◆ Task details: Below are records. Copy every line with "JSON" in it.

Records from a collection:
** begin **

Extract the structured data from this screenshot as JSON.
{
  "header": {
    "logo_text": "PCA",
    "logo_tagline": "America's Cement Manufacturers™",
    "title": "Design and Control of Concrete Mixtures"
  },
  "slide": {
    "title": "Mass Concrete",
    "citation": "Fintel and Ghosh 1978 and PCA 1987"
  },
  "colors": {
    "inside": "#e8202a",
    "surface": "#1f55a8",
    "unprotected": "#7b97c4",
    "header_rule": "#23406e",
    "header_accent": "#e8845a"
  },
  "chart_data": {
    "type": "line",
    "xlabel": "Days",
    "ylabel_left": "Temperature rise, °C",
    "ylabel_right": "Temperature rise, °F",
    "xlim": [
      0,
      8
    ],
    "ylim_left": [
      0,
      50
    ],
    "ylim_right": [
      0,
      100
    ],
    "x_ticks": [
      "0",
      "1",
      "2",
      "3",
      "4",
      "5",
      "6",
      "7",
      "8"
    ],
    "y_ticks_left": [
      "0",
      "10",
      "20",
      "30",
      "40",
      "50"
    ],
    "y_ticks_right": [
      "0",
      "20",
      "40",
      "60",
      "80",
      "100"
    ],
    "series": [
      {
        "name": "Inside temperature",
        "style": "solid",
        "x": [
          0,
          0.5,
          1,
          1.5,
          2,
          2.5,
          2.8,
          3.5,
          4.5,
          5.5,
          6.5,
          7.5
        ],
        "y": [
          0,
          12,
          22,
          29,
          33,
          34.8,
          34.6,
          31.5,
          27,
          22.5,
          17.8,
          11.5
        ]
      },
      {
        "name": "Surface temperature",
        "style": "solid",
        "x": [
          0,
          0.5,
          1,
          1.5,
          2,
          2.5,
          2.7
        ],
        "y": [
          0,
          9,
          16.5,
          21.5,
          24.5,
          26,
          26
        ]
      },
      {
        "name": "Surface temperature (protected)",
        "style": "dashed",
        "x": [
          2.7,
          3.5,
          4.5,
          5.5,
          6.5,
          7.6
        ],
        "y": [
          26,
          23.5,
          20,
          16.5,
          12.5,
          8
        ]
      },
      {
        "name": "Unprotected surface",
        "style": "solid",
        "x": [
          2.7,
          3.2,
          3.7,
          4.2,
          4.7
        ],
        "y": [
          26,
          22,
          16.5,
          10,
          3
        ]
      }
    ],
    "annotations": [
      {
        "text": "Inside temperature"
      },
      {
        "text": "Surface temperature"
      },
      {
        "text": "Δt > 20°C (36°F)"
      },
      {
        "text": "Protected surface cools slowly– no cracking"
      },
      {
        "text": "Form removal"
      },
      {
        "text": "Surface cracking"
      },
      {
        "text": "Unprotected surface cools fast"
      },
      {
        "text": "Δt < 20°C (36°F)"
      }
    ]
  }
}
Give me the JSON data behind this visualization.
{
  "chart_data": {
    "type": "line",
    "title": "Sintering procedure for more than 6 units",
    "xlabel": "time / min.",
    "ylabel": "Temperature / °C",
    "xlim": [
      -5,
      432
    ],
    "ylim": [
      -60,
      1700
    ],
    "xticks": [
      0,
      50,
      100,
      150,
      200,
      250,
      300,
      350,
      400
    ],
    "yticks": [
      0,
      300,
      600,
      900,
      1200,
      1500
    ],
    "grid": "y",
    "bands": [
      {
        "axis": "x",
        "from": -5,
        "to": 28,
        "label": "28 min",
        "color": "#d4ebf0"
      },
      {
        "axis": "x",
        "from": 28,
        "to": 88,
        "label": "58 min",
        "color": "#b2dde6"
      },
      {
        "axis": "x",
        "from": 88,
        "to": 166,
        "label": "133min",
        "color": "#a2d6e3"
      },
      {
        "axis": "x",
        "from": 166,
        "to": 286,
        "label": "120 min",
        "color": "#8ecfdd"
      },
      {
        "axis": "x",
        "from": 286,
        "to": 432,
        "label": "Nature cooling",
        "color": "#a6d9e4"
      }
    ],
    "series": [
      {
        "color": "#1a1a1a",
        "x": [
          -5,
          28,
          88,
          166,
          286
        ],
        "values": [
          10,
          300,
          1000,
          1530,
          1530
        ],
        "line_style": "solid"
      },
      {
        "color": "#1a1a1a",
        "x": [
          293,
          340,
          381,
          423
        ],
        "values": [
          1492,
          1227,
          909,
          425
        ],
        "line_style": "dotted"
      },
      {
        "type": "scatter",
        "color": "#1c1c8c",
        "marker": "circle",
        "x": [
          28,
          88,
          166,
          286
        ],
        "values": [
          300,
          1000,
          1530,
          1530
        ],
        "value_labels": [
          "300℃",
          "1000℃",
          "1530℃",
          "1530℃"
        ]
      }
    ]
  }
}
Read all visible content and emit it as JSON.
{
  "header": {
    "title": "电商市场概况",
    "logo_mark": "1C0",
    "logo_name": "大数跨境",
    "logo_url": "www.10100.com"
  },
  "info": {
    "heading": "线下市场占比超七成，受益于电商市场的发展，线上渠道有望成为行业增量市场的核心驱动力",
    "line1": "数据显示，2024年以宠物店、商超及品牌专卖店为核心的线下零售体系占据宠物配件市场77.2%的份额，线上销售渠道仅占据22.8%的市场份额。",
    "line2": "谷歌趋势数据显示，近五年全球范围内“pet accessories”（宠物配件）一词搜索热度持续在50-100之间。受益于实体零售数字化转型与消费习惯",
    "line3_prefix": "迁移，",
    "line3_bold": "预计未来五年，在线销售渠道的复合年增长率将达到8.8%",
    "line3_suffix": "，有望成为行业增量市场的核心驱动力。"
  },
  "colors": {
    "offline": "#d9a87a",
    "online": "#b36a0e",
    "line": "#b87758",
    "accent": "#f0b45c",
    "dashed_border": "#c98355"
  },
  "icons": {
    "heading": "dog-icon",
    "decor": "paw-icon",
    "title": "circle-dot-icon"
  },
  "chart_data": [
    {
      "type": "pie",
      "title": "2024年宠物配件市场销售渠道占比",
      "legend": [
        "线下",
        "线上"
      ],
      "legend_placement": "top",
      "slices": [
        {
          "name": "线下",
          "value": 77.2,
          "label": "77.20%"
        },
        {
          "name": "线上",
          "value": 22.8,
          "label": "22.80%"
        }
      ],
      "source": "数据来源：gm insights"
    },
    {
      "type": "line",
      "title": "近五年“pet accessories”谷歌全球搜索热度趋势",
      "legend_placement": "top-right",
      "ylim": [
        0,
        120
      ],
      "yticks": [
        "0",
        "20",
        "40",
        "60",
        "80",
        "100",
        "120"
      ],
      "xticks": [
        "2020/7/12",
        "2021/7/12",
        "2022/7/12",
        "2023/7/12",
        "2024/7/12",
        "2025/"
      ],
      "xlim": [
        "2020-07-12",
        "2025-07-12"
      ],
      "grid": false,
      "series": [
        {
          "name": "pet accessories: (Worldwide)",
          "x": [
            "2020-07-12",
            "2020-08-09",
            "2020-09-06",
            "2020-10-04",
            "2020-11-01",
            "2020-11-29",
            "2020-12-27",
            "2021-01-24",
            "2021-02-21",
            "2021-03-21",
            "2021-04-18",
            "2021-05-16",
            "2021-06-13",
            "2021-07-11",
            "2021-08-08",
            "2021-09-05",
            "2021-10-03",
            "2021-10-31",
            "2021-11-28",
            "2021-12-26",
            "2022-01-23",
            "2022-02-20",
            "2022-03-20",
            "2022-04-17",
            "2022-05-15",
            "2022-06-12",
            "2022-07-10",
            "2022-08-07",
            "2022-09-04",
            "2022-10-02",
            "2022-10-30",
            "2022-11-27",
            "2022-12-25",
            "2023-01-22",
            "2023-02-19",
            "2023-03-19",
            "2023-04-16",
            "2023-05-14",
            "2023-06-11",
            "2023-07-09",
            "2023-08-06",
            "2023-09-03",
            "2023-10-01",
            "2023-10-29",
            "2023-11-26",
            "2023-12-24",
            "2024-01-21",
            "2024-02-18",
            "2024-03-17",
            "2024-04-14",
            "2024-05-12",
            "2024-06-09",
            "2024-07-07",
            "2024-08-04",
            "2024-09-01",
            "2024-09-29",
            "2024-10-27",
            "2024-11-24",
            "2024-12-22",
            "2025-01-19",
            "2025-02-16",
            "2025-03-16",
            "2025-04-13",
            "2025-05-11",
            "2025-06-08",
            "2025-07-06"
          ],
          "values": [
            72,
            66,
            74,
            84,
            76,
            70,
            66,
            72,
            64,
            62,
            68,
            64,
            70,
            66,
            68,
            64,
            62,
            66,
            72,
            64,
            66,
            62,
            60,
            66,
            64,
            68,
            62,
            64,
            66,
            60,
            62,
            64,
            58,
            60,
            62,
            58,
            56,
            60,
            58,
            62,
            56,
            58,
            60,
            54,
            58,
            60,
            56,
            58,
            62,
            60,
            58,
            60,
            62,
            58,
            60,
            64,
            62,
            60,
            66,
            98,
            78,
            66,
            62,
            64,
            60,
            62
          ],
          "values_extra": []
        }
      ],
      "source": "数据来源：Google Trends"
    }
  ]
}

** end **

◆ Written answer:
Extract the structured data from this screenshot as JSON.
Give me the JSON data behind this visualization.
Read all visible content and emit it as JSON.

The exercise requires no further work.